Task statement → Set down the full listing exactly as given. Any pictures are to be left out.
☆ ☆ ☆
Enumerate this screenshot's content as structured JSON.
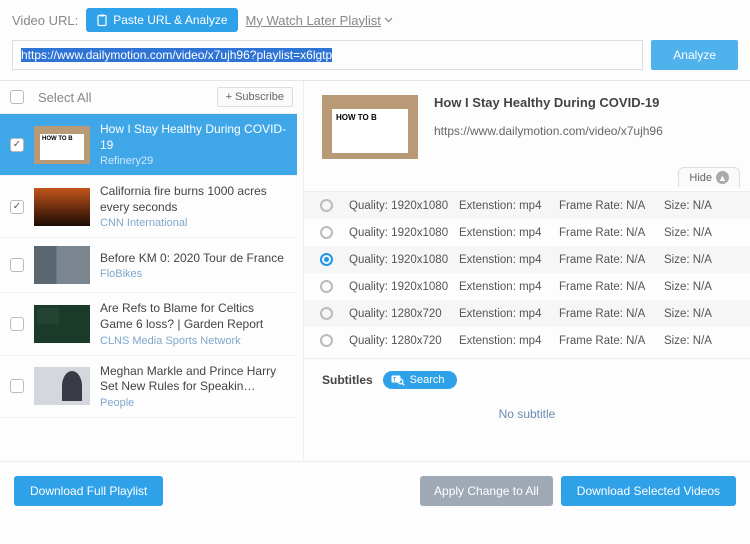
{
  "top": {
    "url_label": "Video URL:",
    "paste_btn": "Paste URL & Analyze",
    "watch_later": "My Watch Later Playlist",
    "url_value": "https://www.dailymotion.com/video/x7ujh96?playlist=x6lgtp",
    "analyze": "Analyze"
  },
  "left": {
    "select_all": "Select All",
    "subscribe": "Subscribe",
    "items": [
      {
        "title": "How I Stay Healthy During COVID-19",
        "source": "Refinery29",
        "checked": true,
        "selected": true,
        "thumb": "howto"
      },
      {
        "title": "California fire burns 1000 acres every seconds",
        "source": "CNN International",
        "checked": true,
        "selected": false,
        "thumb": "fire"
      },
      {
        "title": "Before KM 0: 2020 Tour de France",
        "source": "FloBikes",
        "checked": false,
        "selected": false,
        "thumb": "tour"
      },
      {
        "title": "Are Refs to Blame for Celtics Game 6 loss? | Garden Report",
        "source": "CLNS Media Sports Network",
        "checked": false,
        "selected": false,
        "thumb": "celtics"
      },
      {
        "title": "Meghan Markle and Prince Harry Set New Rules for Speakin…",
        "source": "People",
        "checked": false,
        "selected": false,
        "thumb": "meghan"
      }
    ]
  },
  "detail": {
    "title": "How I Stay Healthy During COVID-19",
    "url": "https://www.dailymotion.com/video/x7ujh96",
    "hide": "Hide",
    "qualities": [
      {
        "q": "Quality: 1920x1080",
        "e": "Extenstion: mp4",
        "f": "Frame Rate: N/A",
        "s": "Size: N/A",
        "on": false,
        "alt": true
      },
      {
        "q": "Quality: 1920x1080",
        "e": "Extenstion: mp4",
        "f": "Frame Rate: N/A",
        "s": "Size: N/A",
        "on": false,
        "alt": false
      },
      {
        "q": "Quality: 1920x1080",
        "e": "Extenstion: mp4",
        "f": "Frame Rate: N/A",
        "s": "Size: N/A",
        "on": true,
        "alt": true
      },
      {
        "q": "Quality: 1920x1080",
        "e": "Extenstion: mp4",
        "f": "Frame Rate: N/A",
        "s": "Size: N/A",
        "on": false,
        "alt": false
      },
      {
        "q": "Quality: 1280x720",
        "e": "Extenstion: mp4",
        "f": "Frame Rate: N/A",
        "s": "Size: N/A",
        "on": false,
        "alt": true
      },
      {
        "q": "Quality: 1280x720",
        "e": "Extenstion: mp4",
        "f": "Frame Rate: N/A",
        "s": "Size: N/A",
        "on": false,
        "alt": false
      }
    ],
    "subtitles_label": "Subtitles",
    "search": "Search",
    "no_subtitle": "No subtitle"
  },
  "bottom": {
    "dl_full": "Download Full Playlist",
    "apply": "Apply Change to All",
    "dl_sel": "Download Selected Videos"
  }
}
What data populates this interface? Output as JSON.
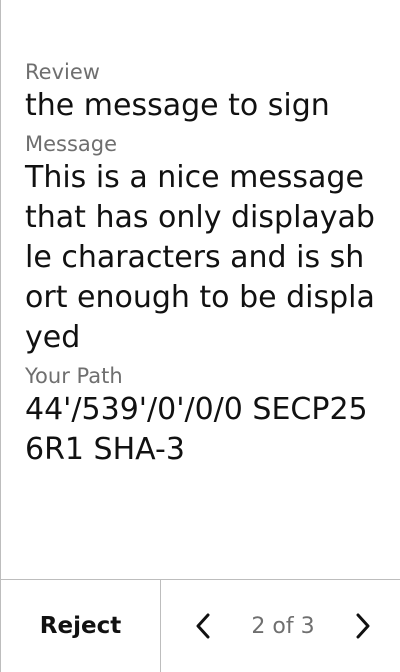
☆ ☆ ☆
Final result →
Enumerate this screenshot's content as structured JSON.
{
  "top": {
    "url_label": "Video URL:",
    "paste_btn": "Paste URL & Analyze",
    "watch_later": "My Watch Later Playlist",
    "url_value": "https://www.dailymotion.com/video/x7ujh96?playlist=x6lgtp",
    "analyze": "Analyze"
  },
  "left": {
    "select_all": "Select All",
    "subscribe": "Subscribe",
    "items": [
      {
        "title": "How I Stay Healthy During COVID-19",
        "source": "Refinery29",
        "checked": true,
        "selected": true,
        "thumb": "howto"
      },
      {
        "title": "California fire burns 1000 acres every seconds",
        "source": "CNN International",
        "checked": true,
        "selected": false,
        "thumb": "fire"
      },
      {
        "title": "Before KM 0: 2020 Tour de France",
        "source": "FloBikes",
        "checked": false,
        "selected": false,
        "thumb": "tour"
      },
      {
        "title": "Are Refs to Blame for Celtics Game 6 loss? | Garden Report",
        "source": "CLNS Media Sports Network",
        "checked": false,
        "selected": false,
        "thumb": "celtics"
      },
      {
        "title": "Meghan Markle and Prince Harry Set New Rules for Speakin…",
        "source": "People",
        "checked": false,
        "selected": false,
        "thumb": "meghan"
      }
    ]
  },
  "detail": {
    "title": "How I Stay Healthy During COVID-19",
    "url": "https://www.dailymotion.com/video/x7ujh96",
    "hide": "Hide",
    "qualities": [
      {
        "q": "Quality: 1920x1080",
        "e": "Extenstion: mp4",
        "f": "Frame Rate: N/A",
        "s": "Size: N/A",
        "on": false,
        "alt": true
      },
      {
        "q": "Quality: 1920x1080",
        "e": "Extenstion: mp4",
        "f": "Frame Rate: N/A",
        "s": "Size: N/A",
        "on": false,
        "alt": false
      },
      {
        "q": "Quality: 1920x1080",
        "e": "Extenstion: mp4",
        "f": "Frame Rate: N/A",
        "s": "Size: N/A",
        "on": true,
        "alt": true
      },
      {
        "q": "Quality: 1920x1080",
        "e": "Extenstion: mp4",
        "f": "Frame Rate: N/A",
        "s": "Size: N/A",
        "on": false,
        "alt": false
      },
      {
        "q": "Quality: 1280x720",
        "e": "Extenstion: mp4",
        "f": "Frame Rate: N/A",
        "s": "Size: N/A",
        "on": false,
        "alt": true
      },
      {
        "q": "Quality: 1280x720",
        "e": "Extenstion: mp4",
        "f": "Frame Rate: N/A",
        "s": "Size: N/A",
        "on": false,
        "alt": false
      }
    ],
    "subtitles_label": "Subtitles",
    "search": "Search",
    "no_subtitle": "No subtitle"
  },
  "bottom": {
    "dl_full": "Download Full Playlist",
    "apply": "Apply Change to All",
    "dl_sel": "Download Selected Videos"
  }
}
What data populates this interface? Output as JSON.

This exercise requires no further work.